Data for the task:
★ ★ ★

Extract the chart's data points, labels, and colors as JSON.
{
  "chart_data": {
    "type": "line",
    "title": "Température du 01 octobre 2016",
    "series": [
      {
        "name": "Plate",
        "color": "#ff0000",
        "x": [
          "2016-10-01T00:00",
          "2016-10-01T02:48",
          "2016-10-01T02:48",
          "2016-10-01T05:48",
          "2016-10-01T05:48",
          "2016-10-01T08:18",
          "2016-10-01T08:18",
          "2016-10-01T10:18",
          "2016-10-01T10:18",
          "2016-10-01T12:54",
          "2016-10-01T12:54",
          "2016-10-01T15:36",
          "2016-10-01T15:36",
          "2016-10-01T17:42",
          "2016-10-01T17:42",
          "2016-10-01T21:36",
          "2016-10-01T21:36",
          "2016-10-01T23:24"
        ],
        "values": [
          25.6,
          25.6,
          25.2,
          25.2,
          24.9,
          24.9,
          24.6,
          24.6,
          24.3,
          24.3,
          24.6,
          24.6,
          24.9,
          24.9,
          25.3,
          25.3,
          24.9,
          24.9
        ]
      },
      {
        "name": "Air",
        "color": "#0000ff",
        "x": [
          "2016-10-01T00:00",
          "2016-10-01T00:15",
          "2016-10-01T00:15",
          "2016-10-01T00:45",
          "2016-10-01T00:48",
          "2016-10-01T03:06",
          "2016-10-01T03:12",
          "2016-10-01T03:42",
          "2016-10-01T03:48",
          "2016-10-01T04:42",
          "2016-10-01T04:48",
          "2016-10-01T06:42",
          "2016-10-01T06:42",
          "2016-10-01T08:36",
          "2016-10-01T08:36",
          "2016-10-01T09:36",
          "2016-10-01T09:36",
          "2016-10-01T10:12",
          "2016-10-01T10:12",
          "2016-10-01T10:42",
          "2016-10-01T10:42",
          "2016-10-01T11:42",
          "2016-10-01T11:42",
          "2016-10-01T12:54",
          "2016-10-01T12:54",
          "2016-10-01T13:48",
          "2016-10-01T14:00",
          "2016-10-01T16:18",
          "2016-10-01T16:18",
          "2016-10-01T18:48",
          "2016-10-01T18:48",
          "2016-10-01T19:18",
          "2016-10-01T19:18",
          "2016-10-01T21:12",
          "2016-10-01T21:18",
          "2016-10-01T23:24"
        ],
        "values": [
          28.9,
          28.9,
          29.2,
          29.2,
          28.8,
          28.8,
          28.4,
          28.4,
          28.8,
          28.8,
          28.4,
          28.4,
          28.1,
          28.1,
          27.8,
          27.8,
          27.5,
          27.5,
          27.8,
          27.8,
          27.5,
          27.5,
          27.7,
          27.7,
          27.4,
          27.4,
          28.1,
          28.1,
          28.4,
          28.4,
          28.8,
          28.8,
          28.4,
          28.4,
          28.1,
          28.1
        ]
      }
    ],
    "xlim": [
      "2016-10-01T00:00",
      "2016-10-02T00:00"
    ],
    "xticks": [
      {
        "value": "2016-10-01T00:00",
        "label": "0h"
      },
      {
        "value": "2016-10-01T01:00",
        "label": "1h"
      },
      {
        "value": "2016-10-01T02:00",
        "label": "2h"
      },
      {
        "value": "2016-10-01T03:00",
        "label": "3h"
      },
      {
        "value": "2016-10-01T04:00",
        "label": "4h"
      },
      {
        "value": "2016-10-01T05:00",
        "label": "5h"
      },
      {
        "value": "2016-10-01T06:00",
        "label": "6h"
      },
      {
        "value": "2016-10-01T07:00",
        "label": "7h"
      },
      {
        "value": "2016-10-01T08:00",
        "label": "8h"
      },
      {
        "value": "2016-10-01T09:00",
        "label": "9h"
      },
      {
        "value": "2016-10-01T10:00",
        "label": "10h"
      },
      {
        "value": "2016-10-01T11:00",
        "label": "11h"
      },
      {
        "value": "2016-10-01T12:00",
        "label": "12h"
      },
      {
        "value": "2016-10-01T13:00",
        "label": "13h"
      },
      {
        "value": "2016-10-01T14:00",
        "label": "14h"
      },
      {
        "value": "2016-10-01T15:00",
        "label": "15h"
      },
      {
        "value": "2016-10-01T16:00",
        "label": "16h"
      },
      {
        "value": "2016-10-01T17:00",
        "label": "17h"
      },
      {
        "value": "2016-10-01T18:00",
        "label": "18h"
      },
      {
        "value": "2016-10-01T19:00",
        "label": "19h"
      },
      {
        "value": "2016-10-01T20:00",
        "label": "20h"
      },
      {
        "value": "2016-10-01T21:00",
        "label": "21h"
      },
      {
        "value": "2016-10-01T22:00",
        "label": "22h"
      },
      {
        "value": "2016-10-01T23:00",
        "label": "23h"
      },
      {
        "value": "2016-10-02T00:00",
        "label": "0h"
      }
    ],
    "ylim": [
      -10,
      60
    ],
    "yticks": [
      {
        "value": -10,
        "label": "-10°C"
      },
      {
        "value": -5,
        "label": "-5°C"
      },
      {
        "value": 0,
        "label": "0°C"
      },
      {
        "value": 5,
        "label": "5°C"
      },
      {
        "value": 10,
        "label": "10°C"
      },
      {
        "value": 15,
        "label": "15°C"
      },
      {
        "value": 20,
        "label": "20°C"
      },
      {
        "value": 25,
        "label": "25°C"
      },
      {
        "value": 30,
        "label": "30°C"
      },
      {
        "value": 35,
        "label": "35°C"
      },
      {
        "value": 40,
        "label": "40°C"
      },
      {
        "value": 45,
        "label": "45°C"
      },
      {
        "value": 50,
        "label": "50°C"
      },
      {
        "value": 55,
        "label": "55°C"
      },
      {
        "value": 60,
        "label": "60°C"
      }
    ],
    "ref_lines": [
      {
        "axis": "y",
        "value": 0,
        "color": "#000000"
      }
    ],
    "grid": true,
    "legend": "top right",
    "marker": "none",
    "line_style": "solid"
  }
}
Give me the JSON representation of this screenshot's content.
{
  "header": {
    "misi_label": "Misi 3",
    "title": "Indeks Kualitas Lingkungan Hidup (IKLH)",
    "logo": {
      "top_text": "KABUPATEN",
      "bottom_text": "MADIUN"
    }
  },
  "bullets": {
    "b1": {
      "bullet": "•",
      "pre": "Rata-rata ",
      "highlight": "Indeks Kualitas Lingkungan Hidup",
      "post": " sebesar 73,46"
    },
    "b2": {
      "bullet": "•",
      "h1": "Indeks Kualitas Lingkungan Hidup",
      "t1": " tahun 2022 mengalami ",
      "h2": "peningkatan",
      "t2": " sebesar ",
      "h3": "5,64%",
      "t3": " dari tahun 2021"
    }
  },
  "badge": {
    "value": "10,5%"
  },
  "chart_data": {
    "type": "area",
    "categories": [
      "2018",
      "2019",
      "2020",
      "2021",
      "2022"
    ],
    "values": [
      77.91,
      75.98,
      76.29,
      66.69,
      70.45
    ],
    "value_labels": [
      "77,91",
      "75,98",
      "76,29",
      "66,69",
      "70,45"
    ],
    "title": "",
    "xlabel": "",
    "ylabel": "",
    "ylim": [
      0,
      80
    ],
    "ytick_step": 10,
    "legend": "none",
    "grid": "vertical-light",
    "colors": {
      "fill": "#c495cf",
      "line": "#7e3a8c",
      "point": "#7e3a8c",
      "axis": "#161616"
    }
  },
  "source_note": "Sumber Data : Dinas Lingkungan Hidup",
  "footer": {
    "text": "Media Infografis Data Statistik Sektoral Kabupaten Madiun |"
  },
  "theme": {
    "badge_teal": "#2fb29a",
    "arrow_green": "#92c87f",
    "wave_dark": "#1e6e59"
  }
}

★ ★ ★

Find each line in the records holding the string "title" and show it.

Full output:
    "title": "Température du 01 octobre 2016",
    "title": "Indeks Kualitas Lingkungan Hidup (IKLH)",
    "title": "",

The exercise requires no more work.